[Dataset items]
□ □ □ □ □

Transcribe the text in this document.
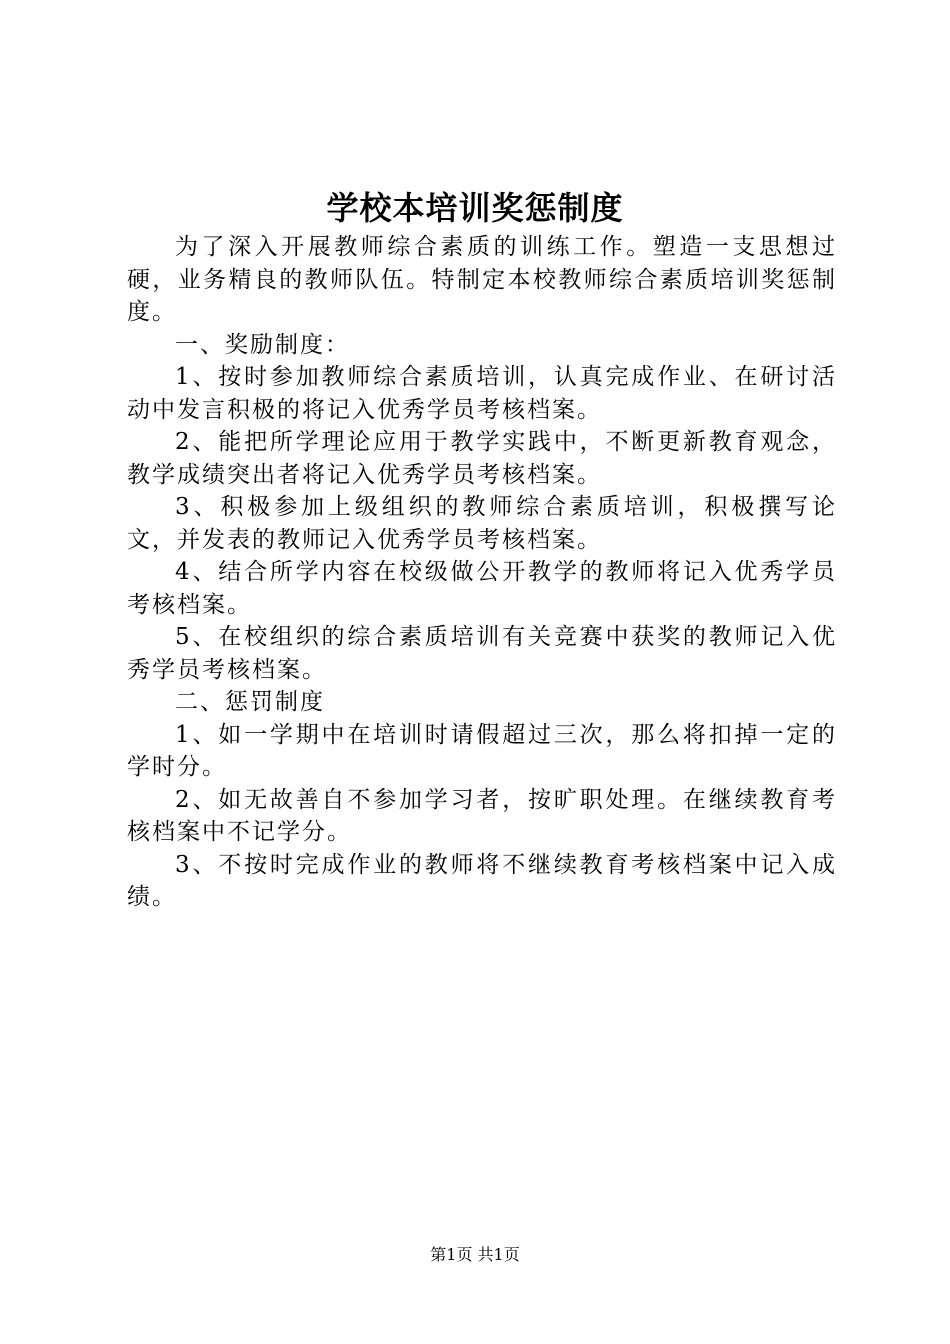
学校本培训奖惩制度

为了深入开展教师综合素质的训练工作。塑造一支思想过硬，业务精良的教师队伍。特制定本校教师综合素质培训奖惩制度。

一、奖励制度：

1、按时参加教师综合素质培训，认真完成作业、在研讨活动中发言积极的将记入优秀学员考核档案。

2、能把所学理论应用于教学实践中，不断更新教育观念，教学成绩突出者将记入优秀学员考核档案。

3、积极参加上级组织的教师综合素质培训，积极撰写论文，并发表的教师记入优秀学员考核档案。

4、结合所学内容在校级做公开教学的教师将记入优秀学员考核档案。

5、在校组织的综合素质培训有关竞赛中获奖的教师记入优秀学员考核档案。

二、惩罚制度

1、如一学期中在培训时请假超过三次，那么将扣掉一定的学时分。

2、如无故善自不参加学习者，按旷职处理。在继续教育考核档案中不记学分。

3、不按时完成作业的教师将不继续教育考核档案中记入成绩。

第1页 共1页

□ □ □ □ □

**Problem to solve**
Output, exactly, all the records above; include no pictures.

**Correct result**
Transcribe the text in this document.
学校本培训奖惩制度

为了深入开展教师综合素质的训练工作。塑造一支思想过硬，业务精良的教师队伍。特制定本校教师综合素质培训奖惩制度。

一、奖励制度：

1、按时参加教师综合素质培训，认真完成作业、在研讨活动中发言积极的将记入优秀学员考核档案。

2、能把所学理论应用于教学实践中，不断更新教育观念，教学成绩突出者将记入优秀学员考核档案。

3、积极参加上级组织的教师综合素质培训，积极撰写论文，并发表的教师记入优秀学员考核档案。

4、结合所学内容在校级做公开教学的教师将记入优秀学员考核档案。

5、在校组织的综合素质培训有关竞赛中获奖的教师记入优秀学员考核档案。

二、惩罚制度

1、如一学期中在培训时请假超过三次，那么将扣掉一定的学时分。

2、如无故善自不参加学习者，按旷职处理。在继续教育考核档案中不记学分。

3、不按时完成作业的教师将不继续教育考核档案中记入成绩。

第1页 共1页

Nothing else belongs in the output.